Start RECORDS TO USE

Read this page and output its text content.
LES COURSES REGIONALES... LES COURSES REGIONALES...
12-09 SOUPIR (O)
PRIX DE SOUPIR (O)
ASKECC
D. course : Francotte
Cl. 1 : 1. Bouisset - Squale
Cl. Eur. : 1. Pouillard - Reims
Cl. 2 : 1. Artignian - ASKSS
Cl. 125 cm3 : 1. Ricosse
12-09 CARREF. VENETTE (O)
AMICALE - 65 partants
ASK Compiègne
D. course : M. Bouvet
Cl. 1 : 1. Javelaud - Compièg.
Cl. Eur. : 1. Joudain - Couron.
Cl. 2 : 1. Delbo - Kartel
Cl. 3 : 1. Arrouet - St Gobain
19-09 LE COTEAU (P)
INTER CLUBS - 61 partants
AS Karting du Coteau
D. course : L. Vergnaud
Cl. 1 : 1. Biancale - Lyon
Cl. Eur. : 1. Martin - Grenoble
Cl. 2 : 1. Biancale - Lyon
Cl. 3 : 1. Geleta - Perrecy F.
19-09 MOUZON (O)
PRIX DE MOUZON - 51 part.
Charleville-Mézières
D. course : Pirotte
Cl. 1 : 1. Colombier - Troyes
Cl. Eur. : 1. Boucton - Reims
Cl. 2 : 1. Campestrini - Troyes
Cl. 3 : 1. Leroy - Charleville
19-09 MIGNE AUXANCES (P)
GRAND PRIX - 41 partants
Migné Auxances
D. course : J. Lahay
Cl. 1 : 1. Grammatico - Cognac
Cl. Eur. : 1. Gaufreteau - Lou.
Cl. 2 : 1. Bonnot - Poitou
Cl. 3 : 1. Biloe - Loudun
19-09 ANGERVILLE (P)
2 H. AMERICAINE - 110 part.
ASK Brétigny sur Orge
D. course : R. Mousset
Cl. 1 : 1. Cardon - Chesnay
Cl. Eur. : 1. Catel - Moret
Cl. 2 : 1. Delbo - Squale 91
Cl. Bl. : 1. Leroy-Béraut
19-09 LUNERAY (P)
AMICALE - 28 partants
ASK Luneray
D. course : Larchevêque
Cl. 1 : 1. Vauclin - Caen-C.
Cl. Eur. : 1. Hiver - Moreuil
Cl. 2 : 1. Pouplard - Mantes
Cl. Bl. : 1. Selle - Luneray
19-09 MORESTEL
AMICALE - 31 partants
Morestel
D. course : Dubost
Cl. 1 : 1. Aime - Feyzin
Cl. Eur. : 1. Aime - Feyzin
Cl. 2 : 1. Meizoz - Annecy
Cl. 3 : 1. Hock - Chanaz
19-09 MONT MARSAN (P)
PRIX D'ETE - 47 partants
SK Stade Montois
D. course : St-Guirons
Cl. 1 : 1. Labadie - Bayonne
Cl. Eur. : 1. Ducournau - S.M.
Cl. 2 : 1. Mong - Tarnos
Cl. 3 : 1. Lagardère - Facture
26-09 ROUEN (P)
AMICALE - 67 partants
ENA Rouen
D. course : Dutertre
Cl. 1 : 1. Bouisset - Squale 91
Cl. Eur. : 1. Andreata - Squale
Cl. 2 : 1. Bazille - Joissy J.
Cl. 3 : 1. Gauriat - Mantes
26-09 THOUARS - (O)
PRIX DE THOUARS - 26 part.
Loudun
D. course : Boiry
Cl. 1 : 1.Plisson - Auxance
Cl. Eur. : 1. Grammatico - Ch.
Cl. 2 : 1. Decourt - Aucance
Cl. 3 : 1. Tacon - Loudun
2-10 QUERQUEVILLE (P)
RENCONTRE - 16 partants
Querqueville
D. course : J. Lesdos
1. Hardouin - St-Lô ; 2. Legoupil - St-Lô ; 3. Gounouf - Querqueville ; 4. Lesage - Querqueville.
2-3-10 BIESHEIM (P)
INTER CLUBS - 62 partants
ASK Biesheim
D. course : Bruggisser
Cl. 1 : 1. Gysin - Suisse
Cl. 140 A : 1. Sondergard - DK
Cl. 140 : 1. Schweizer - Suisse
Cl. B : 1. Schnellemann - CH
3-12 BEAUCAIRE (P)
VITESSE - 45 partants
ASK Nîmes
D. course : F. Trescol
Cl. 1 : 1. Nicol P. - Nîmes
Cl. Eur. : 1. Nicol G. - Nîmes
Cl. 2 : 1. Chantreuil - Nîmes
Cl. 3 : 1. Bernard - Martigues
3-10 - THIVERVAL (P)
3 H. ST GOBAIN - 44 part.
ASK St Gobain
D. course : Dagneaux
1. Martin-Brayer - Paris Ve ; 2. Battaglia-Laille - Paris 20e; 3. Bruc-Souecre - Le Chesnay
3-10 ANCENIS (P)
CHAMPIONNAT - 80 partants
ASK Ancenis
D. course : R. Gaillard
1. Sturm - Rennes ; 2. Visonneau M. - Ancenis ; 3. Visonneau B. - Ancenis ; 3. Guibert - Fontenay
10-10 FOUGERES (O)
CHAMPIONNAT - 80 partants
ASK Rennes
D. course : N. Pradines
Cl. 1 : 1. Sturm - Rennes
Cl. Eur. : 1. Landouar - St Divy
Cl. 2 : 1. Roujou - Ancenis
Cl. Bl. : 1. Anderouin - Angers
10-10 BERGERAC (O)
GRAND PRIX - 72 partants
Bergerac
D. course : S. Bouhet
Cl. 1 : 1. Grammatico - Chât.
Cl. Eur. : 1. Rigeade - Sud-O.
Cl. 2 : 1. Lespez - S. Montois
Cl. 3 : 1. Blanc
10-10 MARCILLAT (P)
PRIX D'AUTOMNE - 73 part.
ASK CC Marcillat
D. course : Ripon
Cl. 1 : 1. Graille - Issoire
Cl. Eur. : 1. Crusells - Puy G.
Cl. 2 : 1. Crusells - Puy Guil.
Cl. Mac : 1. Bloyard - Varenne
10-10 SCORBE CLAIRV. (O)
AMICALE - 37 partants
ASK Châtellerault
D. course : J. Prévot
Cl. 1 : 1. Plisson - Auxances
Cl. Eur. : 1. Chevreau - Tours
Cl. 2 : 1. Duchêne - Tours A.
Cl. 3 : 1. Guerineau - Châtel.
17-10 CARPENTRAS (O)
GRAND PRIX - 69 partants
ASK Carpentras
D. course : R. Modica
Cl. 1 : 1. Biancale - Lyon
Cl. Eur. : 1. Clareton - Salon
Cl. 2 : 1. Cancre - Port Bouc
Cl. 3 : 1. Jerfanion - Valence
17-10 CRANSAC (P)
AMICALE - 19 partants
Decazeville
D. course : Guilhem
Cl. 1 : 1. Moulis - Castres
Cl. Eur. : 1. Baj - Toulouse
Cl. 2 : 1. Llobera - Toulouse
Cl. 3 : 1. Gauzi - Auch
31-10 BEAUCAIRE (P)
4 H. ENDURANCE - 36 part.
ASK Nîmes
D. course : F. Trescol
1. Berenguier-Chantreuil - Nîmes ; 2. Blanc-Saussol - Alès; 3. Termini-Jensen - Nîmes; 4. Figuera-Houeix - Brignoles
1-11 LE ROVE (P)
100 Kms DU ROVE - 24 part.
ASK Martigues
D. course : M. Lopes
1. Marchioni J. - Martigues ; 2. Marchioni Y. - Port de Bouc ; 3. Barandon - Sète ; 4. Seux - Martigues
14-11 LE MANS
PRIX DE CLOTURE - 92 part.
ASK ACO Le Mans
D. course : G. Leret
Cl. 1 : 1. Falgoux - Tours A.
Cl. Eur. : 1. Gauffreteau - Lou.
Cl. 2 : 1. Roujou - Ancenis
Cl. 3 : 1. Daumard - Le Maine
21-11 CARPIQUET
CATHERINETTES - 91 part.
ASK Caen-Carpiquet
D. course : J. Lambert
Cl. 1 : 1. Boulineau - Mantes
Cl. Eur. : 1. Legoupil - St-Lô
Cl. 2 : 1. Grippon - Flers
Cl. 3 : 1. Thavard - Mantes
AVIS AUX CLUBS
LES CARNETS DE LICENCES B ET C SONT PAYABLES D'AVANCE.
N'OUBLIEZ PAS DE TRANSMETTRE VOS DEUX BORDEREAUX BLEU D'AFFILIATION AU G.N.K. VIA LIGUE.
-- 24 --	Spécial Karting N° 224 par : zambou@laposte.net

End RECORDS TO USE

→ **THE TASK**
Among the entries above, how many lines hold the string "Plisson"? Give the number by itself.

→ **FINAL ANSWER**
2